SOURCE MATERIAL:

╔══

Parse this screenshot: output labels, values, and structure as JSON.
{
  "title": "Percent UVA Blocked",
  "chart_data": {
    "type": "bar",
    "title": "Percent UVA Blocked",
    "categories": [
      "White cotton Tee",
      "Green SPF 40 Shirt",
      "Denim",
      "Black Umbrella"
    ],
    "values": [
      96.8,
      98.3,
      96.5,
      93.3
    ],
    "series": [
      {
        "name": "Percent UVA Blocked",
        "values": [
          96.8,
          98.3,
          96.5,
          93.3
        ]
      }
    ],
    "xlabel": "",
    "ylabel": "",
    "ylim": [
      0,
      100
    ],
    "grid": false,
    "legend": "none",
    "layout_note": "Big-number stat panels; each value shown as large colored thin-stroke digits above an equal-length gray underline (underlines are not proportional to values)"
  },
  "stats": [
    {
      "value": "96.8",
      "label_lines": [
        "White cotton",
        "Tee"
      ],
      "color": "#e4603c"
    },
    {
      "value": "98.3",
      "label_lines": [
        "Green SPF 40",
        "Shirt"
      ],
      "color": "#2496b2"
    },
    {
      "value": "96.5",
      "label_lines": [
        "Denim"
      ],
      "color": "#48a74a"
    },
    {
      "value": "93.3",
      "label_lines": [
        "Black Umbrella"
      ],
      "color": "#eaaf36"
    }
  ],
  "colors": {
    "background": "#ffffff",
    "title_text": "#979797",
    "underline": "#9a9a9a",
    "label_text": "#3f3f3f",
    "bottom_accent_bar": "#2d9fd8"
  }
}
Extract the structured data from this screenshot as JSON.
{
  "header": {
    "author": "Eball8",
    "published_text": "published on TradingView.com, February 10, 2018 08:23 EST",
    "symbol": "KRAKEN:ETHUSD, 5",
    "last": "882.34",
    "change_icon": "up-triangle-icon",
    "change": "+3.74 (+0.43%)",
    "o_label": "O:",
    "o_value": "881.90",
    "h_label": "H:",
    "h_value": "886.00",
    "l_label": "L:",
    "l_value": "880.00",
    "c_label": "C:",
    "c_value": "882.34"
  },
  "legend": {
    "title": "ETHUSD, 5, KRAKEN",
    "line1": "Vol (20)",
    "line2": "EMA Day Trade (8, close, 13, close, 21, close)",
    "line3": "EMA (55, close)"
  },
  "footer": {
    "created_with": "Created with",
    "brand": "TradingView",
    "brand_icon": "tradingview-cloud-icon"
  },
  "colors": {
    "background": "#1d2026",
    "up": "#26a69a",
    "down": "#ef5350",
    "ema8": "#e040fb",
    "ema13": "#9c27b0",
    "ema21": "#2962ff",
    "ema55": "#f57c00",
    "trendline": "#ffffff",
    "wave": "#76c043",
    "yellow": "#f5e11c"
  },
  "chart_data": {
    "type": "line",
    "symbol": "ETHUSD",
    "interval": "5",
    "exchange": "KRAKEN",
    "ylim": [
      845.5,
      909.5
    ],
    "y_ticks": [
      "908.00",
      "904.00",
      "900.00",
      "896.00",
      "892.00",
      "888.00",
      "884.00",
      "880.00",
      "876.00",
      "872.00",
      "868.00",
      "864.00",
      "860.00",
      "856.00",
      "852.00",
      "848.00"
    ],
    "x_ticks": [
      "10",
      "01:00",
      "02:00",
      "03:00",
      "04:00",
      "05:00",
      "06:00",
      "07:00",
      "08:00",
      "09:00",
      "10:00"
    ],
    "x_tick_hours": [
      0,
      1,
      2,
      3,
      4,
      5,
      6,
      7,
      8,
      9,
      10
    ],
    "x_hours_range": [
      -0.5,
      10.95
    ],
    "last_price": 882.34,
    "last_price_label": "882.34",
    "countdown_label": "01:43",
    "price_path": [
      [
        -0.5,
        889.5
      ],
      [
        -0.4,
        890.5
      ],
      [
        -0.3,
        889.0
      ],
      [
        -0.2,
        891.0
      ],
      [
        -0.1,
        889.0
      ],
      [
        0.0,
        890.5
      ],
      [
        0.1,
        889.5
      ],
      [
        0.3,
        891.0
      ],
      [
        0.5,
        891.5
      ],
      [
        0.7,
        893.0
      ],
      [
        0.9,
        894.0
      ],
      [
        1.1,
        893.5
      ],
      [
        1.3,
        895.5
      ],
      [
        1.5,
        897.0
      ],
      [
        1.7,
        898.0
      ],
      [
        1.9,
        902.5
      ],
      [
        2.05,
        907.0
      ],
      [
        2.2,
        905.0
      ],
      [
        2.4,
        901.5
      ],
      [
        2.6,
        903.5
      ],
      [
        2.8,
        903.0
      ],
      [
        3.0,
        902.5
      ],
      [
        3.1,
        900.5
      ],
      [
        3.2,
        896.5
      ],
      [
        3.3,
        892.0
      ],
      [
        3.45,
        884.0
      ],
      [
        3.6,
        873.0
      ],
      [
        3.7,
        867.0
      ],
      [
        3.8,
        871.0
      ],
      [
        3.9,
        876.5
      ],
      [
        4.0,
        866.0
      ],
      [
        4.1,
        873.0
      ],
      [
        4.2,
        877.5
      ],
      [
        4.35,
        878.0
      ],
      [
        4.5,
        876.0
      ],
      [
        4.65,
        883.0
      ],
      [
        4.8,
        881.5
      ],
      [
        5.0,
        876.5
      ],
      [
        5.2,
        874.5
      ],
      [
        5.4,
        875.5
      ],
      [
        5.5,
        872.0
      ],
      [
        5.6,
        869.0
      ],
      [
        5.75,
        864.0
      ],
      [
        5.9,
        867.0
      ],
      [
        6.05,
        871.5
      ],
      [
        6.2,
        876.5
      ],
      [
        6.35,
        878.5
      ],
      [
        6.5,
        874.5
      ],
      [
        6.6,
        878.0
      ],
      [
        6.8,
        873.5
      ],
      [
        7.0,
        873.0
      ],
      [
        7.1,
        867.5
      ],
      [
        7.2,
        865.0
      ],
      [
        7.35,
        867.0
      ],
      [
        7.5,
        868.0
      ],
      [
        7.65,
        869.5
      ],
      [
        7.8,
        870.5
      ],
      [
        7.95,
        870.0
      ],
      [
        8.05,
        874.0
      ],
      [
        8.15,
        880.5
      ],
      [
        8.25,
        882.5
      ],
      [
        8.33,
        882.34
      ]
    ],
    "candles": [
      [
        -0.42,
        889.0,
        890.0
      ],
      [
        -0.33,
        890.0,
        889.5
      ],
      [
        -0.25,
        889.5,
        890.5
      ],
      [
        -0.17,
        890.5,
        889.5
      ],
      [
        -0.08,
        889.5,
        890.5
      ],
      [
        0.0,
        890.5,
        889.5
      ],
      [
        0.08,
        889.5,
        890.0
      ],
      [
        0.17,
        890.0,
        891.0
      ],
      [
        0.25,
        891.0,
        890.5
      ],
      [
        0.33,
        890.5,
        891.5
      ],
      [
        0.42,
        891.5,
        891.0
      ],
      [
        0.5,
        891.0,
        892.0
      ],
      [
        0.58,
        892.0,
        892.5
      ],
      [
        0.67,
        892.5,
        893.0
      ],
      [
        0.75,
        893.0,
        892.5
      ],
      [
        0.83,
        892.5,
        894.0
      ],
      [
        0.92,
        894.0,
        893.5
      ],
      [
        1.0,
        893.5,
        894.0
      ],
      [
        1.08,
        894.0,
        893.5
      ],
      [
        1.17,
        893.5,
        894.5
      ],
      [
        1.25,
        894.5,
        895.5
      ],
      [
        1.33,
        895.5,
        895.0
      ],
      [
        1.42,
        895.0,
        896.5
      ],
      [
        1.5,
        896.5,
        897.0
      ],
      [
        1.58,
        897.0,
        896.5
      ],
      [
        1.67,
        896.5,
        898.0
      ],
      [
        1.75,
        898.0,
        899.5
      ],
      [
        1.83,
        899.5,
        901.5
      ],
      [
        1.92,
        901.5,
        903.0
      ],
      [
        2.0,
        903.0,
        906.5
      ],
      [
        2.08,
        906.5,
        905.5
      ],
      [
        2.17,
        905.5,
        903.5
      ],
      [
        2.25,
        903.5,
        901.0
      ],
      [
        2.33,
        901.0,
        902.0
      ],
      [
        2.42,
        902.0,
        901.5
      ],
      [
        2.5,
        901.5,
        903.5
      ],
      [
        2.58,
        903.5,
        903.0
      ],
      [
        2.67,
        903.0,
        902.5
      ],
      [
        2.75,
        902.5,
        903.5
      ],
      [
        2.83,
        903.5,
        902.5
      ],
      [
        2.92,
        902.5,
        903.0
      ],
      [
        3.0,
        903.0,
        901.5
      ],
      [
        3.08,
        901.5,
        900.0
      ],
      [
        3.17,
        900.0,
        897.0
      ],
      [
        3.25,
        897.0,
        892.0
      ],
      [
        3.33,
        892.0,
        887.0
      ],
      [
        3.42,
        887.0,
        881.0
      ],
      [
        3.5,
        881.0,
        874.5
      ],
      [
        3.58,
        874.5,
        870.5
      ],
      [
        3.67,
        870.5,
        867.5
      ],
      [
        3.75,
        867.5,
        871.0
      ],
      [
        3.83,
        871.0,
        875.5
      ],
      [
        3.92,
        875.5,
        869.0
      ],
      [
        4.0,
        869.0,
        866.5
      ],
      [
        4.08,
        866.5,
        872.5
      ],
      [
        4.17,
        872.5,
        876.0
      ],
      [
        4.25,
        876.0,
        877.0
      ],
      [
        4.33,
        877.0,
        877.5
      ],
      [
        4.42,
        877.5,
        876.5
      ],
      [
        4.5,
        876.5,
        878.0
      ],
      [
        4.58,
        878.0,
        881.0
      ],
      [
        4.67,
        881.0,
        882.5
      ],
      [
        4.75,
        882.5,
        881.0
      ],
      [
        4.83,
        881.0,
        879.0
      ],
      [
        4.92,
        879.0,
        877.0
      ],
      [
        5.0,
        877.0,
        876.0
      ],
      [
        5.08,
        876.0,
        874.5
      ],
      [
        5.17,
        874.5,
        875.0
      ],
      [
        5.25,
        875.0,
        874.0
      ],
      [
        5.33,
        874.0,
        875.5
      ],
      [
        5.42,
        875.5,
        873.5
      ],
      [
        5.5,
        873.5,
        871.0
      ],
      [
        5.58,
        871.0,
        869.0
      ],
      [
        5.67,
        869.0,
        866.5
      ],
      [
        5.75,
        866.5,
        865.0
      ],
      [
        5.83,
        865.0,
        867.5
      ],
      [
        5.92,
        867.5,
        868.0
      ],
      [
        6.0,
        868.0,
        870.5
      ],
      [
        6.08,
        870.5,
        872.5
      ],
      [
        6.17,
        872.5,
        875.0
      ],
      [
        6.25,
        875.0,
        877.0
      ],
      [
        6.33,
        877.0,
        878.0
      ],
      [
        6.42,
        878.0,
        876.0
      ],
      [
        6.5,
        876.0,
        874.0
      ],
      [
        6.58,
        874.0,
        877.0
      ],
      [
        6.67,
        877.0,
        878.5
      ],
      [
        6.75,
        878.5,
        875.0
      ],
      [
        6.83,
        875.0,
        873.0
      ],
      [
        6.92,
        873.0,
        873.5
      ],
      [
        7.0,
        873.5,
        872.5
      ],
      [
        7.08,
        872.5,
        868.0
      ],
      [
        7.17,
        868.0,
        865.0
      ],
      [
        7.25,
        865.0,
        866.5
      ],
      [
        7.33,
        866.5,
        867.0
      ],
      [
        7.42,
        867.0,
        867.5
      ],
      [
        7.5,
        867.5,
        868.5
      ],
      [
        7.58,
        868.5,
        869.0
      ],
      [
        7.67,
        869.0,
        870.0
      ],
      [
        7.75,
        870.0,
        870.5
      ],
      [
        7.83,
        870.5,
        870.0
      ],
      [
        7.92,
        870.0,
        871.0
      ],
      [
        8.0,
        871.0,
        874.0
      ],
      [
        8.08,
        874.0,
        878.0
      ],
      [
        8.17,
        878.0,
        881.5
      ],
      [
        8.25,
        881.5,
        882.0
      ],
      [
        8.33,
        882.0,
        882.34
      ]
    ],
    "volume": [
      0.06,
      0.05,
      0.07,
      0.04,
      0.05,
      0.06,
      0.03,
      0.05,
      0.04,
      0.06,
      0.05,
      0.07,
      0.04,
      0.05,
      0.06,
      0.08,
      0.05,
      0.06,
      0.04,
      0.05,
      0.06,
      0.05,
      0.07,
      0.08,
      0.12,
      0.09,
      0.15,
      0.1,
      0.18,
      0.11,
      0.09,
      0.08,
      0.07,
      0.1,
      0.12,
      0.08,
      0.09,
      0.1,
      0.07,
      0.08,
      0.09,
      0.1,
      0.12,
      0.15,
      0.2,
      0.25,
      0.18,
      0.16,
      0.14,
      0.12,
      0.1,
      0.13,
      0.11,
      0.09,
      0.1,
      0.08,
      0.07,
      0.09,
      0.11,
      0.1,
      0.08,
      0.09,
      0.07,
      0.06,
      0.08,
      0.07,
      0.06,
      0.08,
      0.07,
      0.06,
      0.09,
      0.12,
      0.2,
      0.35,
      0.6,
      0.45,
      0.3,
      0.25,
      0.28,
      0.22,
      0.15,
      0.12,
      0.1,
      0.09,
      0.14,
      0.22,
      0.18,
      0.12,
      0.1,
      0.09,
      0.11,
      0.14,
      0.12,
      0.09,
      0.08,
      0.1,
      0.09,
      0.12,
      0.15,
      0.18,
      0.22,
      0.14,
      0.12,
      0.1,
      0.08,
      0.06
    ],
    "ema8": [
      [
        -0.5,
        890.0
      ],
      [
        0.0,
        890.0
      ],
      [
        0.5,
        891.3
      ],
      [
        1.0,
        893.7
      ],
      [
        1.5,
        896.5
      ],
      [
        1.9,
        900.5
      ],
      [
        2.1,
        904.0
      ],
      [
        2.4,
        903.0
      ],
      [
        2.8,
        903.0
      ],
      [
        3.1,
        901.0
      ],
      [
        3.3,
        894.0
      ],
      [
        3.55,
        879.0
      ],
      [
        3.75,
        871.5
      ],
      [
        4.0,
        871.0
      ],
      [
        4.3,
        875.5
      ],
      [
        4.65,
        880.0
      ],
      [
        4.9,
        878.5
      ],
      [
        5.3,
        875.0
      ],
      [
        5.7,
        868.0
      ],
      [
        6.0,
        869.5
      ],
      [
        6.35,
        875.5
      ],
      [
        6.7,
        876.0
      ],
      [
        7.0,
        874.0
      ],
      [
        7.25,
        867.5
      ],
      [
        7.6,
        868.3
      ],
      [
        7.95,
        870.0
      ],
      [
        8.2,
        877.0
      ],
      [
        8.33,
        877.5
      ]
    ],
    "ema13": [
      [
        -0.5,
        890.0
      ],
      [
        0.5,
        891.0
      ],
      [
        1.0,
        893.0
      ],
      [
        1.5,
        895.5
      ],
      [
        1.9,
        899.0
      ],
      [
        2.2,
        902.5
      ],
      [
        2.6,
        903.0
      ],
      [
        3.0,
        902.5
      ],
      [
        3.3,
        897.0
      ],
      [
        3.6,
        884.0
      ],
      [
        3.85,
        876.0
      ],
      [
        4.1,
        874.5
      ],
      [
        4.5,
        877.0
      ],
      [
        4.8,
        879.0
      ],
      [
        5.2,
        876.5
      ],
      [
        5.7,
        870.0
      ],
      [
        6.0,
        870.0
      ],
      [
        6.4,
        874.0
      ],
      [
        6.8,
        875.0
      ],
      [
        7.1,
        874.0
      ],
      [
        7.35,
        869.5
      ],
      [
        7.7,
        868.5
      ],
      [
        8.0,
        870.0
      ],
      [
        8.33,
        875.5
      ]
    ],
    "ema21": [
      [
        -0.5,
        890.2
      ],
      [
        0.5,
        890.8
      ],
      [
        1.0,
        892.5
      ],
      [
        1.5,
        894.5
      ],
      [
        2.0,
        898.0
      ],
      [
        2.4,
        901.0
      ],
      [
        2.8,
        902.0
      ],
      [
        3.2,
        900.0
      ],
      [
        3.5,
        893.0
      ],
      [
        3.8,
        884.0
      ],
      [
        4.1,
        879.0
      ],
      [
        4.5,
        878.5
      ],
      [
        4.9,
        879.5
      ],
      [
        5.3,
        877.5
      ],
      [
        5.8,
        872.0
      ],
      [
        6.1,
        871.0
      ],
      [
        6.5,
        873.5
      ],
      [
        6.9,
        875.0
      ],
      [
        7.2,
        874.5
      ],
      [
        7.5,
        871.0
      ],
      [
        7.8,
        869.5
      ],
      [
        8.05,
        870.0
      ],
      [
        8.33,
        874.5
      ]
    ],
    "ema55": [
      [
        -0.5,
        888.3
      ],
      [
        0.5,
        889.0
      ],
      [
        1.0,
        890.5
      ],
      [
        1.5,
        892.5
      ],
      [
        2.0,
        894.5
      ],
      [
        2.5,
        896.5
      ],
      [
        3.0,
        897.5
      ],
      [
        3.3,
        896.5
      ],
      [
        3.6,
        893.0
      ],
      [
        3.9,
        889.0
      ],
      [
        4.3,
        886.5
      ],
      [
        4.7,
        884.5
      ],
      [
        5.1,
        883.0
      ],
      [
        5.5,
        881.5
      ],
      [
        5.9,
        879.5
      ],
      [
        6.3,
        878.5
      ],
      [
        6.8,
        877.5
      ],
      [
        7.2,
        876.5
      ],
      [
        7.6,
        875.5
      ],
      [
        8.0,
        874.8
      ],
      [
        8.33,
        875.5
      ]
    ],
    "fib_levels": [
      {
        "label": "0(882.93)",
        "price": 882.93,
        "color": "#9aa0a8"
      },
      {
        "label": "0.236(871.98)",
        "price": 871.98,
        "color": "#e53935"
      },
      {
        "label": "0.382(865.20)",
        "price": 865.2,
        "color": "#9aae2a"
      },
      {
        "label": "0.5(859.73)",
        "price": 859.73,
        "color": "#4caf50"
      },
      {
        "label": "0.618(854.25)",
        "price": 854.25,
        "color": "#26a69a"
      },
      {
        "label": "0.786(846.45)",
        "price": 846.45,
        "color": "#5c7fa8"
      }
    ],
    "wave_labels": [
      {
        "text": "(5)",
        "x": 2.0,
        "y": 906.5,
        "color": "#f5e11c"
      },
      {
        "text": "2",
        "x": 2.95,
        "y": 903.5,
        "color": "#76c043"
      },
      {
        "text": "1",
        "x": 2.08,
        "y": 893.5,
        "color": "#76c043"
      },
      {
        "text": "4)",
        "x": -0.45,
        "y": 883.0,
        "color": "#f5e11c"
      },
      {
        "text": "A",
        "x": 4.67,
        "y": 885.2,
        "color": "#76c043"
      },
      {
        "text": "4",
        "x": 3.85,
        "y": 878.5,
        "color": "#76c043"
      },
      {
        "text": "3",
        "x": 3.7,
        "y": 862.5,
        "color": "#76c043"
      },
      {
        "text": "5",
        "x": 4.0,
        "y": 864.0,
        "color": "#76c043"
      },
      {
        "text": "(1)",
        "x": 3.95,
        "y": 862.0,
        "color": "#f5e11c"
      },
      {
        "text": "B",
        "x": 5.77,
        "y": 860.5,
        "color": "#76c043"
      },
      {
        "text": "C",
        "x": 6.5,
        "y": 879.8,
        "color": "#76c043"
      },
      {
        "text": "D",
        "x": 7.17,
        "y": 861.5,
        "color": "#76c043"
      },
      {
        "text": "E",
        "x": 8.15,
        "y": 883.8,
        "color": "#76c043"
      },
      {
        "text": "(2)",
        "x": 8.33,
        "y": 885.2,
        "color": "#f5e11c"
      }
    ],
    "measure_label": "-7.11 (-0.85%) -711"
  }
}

╚══

TASK:
What is the number of lines above that contain "icon"? Answer with that number only.

FINAL RESULT:
2